• _Goal_: Transcribe all of the records precisely as they are presented.

• _Record set_:
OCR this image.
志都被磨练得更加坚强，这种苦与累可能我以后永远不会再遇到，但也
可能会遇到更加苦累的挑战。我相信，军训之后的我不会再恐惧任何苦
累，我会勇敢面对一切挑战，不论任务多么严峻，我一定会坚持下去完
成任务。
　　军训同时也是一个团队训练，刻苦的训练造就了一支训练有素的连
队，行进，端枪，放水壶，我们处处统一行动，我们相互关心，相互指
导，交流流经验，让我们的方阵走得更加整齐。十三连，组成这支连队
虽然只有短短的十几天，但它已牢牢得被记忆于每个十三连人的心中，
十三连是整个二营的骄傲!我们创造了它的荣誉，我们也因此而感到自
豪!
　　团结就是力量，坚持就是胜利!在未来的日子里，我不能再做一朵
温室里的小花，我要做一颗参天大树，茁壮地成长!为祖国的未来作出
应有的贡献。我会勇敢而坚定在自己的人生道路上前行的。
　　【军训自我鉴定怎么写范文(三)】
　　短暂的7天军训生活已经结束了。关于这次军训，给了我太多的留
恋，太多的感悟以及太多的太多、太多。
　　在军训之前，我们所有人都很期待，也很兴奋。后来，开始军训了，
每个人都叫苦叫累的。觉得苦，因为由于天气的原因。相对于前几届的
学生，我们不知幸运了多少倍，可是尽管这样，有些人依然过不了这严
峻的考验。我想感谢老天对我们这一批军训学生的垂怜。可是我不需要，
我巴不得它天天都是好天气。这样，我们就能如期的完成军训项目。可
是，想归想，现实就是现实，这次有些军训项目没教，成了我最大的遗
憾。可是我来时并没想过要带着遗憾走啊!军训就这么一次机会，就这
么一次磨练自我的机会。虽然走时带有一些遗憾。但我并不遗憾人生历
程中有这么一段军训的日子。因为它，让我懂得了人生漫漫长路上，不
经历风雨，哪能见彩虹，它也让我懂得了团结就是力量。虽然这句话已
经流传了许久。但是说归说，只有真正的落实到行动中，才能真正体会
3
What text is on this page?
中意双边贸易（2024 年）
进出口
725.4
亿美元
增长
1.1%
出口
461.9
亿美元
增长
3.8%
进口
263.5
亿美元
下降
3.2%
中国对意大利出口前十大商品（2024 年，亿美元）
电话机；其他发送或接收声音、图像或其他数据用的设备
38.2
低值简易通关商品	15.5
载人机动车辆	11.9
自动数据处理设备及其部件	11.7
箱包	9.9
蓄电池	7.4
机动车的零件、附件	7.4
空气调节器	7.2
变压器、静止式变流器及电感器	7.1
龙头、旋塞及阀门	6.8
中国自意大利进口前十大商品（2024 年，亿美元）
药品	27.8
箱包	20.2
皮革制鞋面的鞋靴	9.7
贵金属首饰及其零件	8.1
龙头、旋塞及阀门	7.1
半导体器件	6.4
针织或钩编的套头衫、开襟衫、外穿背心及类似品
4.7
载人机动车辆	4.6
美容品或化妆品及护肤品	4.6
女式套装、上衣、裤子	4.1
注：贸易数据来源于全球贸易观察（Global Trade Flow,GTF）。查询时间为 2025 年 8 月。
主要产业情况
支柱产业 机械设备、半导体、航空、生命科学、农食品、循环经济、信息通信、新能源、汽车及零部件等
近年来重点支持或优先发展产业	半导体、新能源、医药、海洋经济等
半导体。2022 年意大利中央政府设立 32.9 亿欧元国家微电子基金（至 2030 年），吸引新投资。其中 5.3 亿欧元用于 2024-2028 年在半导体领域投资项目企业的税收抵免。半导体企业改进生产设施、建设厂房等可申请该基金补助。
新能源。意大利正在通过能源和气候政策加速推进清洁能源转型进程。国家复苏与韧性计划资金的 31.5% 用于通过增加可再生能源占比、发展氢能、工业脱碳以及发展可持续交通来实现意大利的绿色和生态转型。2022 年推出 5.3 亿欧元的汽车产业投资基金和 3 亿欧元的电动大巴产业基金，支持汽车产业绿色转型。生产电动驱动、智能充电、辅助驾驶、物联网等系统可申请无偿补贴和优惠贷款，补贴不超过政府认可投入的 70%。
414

• _Task result_:
OCR this image.
志都被磨练得更加坚强，这种苦与累可能我以后永远不会再遇到，但也
可能会遇到更加苦累的挑战。我相信，军训之后的我不会再恐惧任何苦
累，我会勇敢面对一切挑战，不论任务多么严峻，我一定会坚持下去完
成任务。
　　军训同时也是一个团队训练，刻苦的训练造就了一支训练有素的连
队，行进，端枪，放水壶，我们处处统一行动，我们相互关心，相互指
导，交流流经验，让我们的方阵走得更加整齐。十三连，组成这支连队
虽然只有短短的十几天，但它已牢牢得被记忆于每个十三连人的心中，
十三连是整个二营的骄傲!我们创造了它的荣誉，我们也因此而感到自
豪!
　　团结就是力量，坚持就是胜利!在未来的日子里，我不能再做一朵
温室里的小花，我要做一颗参天大树，茁壮地成长!为祖国的未来作出
应有的贡献。我会勇敢而坚定在自己的人生道路上前行的。
　　【军训自我鉴定怎么写范文(三)】
　　短暂的7天军训生活已经结束了。关于这次军训，给了我太多的留
恋，太多的感悟以及太多的太多、太多。
　　在军训之前，我们所有人都很期待，也很兴奋。后来，开始军训了，
每个人都叫苦叫累的。觉得苦，因为由于天气的原因。相对于前几届的
学生，我们不知幸运了多少倍，可是尽管这样，有些人依然过不了这严
峻的考验。我想感谢老天对我们这一批军训学生的垂怜。可是我不需要，
我巴不得它天天都是好天气。这样，我们就能如期的完成军训项目。可
是，想归想，现实就是现实，这次有些军训项目没教，成了我最大的遗
憾。可是我来时并没想过要带着遗憾走啊!军训就这么一次机会，就这
么一次磨练自我的机会。虽然走时带有一些遗憾。但我并不遗憾人生历
程中有这么一段军训的日子。因为它，让我懂得了人生漫漫长路上，不
经历风雨，哪能见彩虹，它也让我懂得了团结就是力量。虽然这句话已
经流传了许久。但是说归说，只有真正的落实到行动中，才能真正体会
3
What text is on this page?
中意双边贸易（2024 年）
进出口
725.4
亿美元
增长
1.1%
出口
461.9
亿美元
增长
3.8%
进口
263.5
亿美元
下降
3.2%
中国对意大利出口前十大商品（2024 年，亿美元）
电话机；其他发送或接收声音、图像或其他数据用的设备
38.2
低值简易通关商品	15.5
载人机动车辆	11.9
自动数据处理设备及其部件	11.7
箱包	9.9
蓄电池	7.4
机动车的零件、附件	7.4
空气调节器	7.2
变压器、静止式变流器及电感器	7.1
龙头、旋塞及阀门	6.8
中国自意大利进口前十大商品（2024 年，亿美元）
药品	27.8
箱包	20.2
皮革制鞋面的鞋靴	9.7
贵金属首饰及其零件	8.1
龙头、旋塞及阀门	7.1
半导体器件	6.4
针织或钩编的套头衫、开襟衫、外穿背心及类似品
4.7
载人机动车辆	4.6
美容品或化妆品及护肤品	4.6
女式套装、上衣、裤子	4.1
注：贸易数据来源于全球贸易观察（Global Trade Flow,GTF）。查询时间为 2025 年 8 月。
主要产业情况
支柱产业 机械设备、半导体、航空、生命科学、农食品、循环经济、信息通信、新能源、汽车及零部件等
近年来重点支持或优先发展产业	半导体、新能源、医药、海洋经济等
半导体。2022 年意大利中央政府设立 32.9 亿欧元国家微电子基金（至 2030 年），吸引新投资。其中 5.3 亿欧元用于 2024-2028 年在半导体领域投资项目企业的税收抵免。半导体企业改进生产设施、建设厂房等可申请该基金补助。
新能源。意大利正在通过能源和气候政策加速推进清洁能源转型进程。国家复苏与韧性计划资金的 31.5% 用于通过增加可再生能源占比、发展氢能、工业脱碳以及发展可持续交通来实现意大利的绿色和生态转型。2022 年推出 5.3 亿欧元的汽车产业投资基金和 3 亿欧元的电动大巴产业基金，支持汽车产业绿色转型。生产电动驱动、智能充电、辅助驾驶、物联网等系统可申请无偿补贴和优惠贷款，补贴不超过政府认可投入的 70%。
414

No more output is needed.